■ SUPPLIED MATERIAL:
_____
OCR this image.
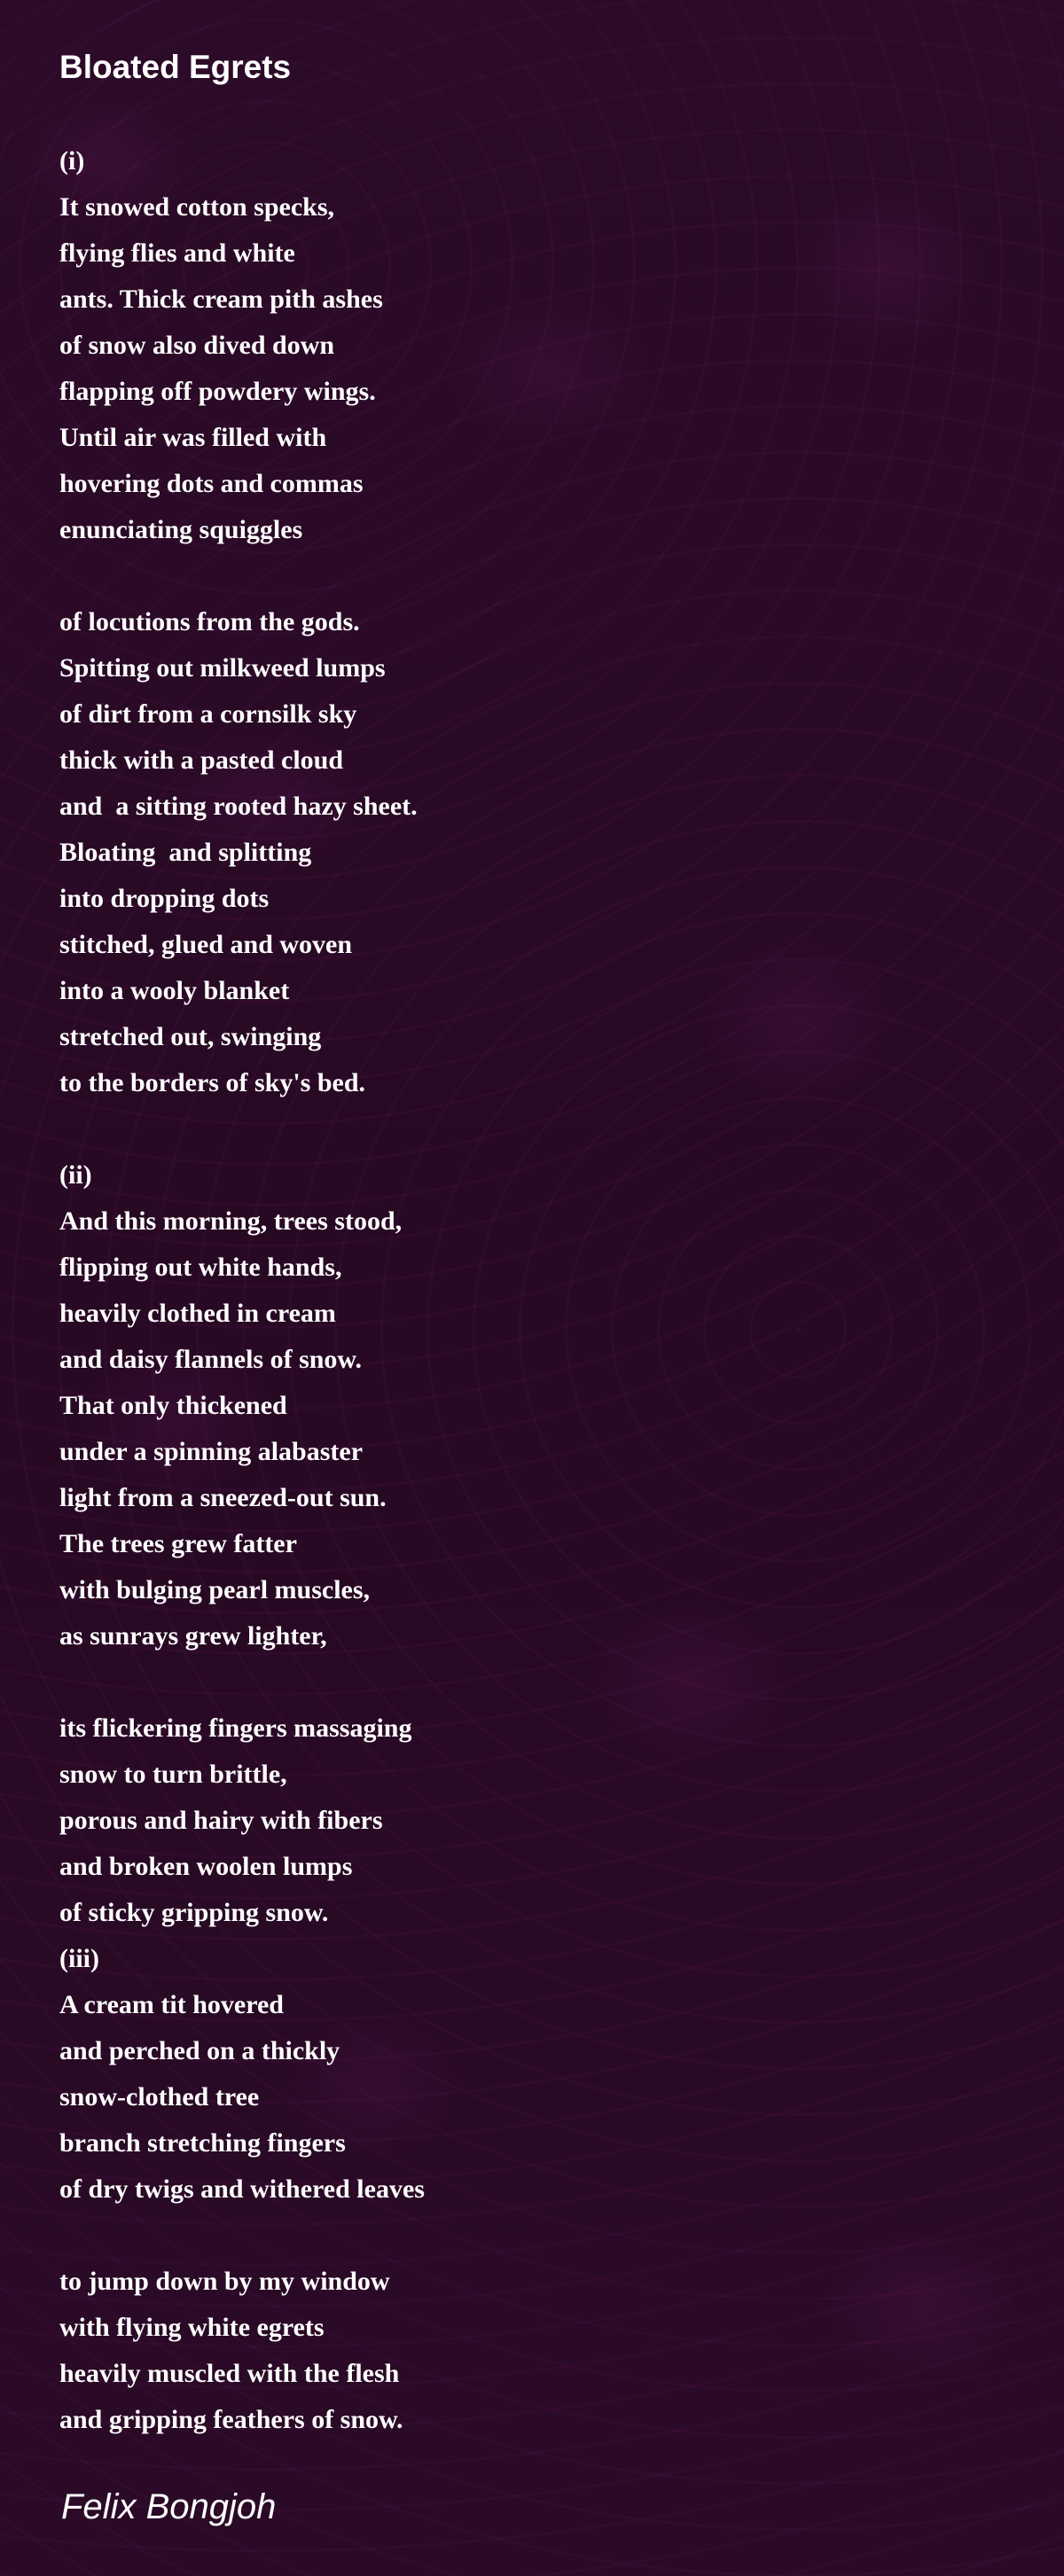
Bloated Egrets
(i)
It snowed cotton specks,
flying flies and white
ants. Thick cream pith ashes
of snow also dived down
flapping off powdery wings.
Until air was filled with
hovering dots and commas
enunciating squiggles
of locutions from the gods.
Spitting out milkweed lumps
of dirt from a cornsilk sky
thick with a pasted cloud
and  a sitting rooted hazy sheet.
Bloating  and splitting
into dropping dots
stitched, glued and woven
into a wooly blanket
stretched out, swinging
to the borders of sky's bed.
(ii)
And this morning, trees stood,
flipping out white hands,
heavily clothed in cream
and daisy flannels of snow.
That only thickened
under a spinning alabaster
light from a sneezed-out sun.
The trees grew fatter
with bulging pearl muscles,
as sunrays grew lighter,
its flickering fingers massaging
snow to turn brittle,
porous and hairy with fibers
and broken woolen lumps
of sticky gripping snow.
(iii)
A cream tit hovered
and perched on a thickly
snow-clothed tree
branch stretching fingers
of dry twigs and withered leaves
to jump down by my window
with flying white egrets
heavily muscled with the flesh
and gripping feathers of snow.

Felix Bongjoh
_____
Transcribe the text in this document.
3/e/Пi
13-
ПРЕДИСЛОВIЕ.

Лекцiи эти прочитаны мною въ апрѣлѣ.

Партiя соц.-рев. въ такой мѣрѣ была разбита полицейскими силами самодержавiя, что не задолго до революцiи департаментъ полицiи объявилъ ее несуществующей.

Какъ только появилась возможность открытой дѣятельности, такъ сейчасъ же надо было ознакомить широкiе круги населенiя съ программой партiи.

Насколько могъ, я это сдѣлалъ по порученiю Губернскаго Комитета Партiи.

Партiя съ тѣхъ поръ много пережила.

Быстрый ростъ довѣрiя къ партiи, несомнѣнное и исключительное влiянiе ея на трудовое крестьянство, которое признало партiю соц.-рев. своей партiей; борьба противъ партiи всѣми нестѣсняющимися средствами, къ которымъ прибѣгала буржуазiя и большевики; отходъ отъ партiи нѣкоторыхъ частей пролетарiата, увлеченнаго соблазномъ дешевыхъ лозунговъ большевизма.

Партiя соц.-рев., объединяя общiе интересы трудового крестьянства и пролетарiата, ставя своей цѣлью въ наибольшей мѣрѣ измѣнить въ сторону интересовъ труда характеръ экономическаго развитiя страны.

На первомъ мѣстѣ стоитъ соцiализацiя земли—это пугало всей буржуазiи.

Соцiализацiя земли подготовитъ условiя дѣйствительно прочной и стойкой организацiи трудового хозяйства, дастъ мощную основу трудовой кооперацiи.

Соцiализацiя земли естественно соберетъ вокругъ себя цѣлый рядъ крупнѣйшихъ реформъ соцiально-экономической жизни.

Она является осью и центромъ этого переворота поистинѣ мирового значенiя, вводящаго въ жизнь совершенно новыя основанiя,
_____
Which lines include the word "heavily"? Copy every one of them.

heavily clothed in cream
heavily muscled with the flesh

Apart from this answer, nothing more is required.